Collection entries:
= = = = =
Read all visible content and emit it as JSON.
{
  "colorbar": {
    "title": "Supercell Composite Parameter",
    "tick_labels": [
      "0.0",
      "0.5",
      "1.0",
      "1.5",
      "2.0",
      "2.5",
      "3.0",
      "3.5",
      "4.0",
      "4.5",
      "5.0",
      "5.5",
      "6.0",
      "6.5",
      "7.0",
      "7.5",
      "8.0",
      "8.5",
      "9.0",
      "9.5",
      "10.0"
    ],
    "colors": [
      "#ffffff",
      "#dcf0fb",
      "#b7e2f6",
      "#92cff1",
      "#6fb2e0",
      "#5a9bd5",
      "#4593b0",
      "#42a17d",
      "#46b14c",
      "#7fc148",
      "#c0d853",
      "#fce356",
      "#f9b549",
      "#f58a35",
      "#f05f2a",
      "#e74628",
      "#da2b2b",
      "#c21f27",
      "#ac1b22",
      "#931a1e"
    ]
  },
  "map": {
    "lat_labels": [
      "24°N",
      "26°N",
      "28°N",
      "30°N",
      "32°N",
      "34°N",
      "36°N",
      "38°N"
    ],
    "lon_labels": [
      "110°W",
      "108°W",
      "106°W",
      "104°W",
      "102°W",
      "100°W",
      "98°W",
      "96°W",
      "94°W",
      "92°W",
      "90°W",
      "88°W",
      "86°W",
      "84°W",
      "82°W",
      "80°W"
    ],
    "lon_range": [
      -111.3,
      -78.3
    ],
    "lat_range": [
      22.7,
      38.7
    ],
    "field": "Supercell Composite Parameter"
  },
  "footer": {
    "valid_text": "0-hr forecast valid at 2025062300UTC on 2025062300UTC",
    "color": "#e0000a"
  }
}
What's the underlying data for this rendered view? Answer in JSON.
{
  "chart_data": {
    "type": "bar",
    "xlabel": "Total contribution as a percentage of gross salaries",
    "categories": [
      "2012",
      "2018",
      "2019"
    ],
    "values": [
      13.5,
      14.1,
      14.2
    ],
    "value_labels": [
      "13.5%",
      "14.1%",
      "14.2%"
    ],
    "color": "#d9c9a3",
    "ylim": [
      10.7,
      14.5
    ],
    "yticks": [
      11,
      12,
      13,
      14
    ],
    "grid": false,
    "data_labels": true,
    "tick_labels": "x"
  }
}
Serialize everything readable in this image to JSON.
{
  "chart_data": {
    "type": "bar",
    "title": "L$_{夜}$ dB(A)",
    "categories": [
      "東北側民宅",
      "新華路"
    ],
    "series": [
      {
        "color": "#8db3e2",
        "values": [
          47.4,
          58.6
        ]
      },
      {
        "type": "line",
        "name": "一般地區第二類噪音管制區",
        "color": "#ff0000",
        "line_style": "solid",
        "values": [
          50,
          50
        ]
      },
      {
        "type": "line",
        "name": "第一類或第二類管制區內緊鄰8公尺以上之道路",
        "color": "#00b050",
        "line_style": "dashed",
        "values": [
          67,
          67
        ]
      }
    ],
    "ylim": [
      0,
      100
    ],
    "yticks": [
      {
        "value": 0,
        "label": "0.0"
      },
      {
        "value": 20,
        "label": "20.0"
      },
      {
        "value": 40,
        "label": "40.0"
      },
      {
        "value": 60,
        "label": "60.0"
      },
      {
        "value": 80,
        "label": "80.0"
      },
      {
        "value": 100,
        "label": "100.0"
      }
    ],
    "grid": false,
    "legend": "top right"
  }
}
= = = = =
WORK INSTRUCTIONS: Restate the listing above word for word.

FINISHED TASK:
Read all visible content and emit it as JSON.
{
  "colorbar": {
    "title": "Supercell Composite Parameter",
    "tick_labels": [
      "0.0",
      "0.5",
      "1.0",
      "1.5",
      "2.0",
      "2.5",
      "3.0",
      "3.5",
      "4.0",
      "4.5",
      "5.0",
      "5.5",
      "6.0",
      "6.5",
      "7.0",
      "7.5",
      "8.0",
      "8.5",
      "9.0",
      "9.5",
      "10.0"
    ],
    "colors": [
      "#ffffff",
      "#dcf0fb",
      "#b7e2f6",
      "#92cff1",
      "#6fb2e0",
      "#5a9bd5",
      "#4593b0",
      "#42a17d",
      "#46b14c",
      "#7fc148",
      "#c0d853",
      "#fce356",
      "#f9b549",
      "#f58a35",
      "#f05f2a",
      "#e74628",
      "#da2b2b",
      "#c21f27",
      "#ac1b22",
      "#931a1e"
    ]
  },
  "map": {
    "lat_labels": [
      "24°N",
      "26°N",
      "28°N",
      "30°N",
      "32°N",
      "34°N",
      "36°N",
      "38°N"
    ],
    "lon_labels": [
      "110°W",
      "108°W",
      "106°W",
      "104°W",
      "102°W",
      "100°W",
      "98°W",
      "96°W",
      "94°W",
      "92°W",
      "90°W",
      "88°W",
      "86°W",
      "84°W",
      "82°W",
      "80°W"
    ],
    "lon_range": [
      -111.3,
      -78.3
    ],
    "lat_range": [
      22.7,
      38.7
    ],
    "field": "Supercell Composite Parameter"
  },
  "footer": {
    "valid_text": "0-hr forecast valid at 2025062300UTC on 2025062300UTC",
    "color": "#e0000a"
  }
}
What's the underlying data for this rendered view? Answer in JSON.
{
  "chart_data": {
    "type": "bar",
    "xlabel": "Total contribution as a percentage of gross salaries",
    "categories": [
      "2012",
      "2018",
      "2019"
    ],
    "values": [
      13.5,
      14.1,
      14.2
    ],
    "value_labels": [
      "13.5%",
      "14.1%",
      "14.2%"
    ],
    "color": "#d9c9a3",
    "ylim": [
      10.7,
      14.5
    ],
    "yticks": [
      11,
      12,
      13,
      14
    ],
    "grid": false,
    "data_labels": true,
    "tick_labels": "x"
  }
}
Serialize everything readable in this image to JSON.
{
  "chart_data": {
    "type": "bar",
    "title": "L$_{夜}$ dB(A)",
    "categories": [
      "東北側民宅",
      "新華路"
    ],
    "series": [
      {
        "color": "#8db3e2",
        "values": [
          47.4,
          58.6
        ]
      },
      {
        "type": "line",
        "name": "一般地區第二類噪音管制區",
        "color": "#ff0000",
        "line_style": "solid",
        "values": [
          50,
          50
        ]
      },
      {
        "type": "line",
        "name": "第一類或第二類管制區內緊鄰8公尺以上之道路",
        "color": "#00b050",
        "line_style": "dashed",
        "values": [
          67,
          67
        ]
      }
    ],
    "ylim": [
      0,
      100
    ],
    "yticks": [
      {
        "value": 0,
        "label": "0.0"
      },
      {
        "value": 20,
        "label": "20.0"
      },
      {
        "value": 40,
        "label": "40.0"
      },
      {
        "value": 60,
        "label": "60.0"
      },
      {
        "value": 80,
        "label": "80.0"
      },
      {
        "value": 100,
        "label": "100.0"
      }
    ],
    "grid": false,
    "legend": "top right"
  }
}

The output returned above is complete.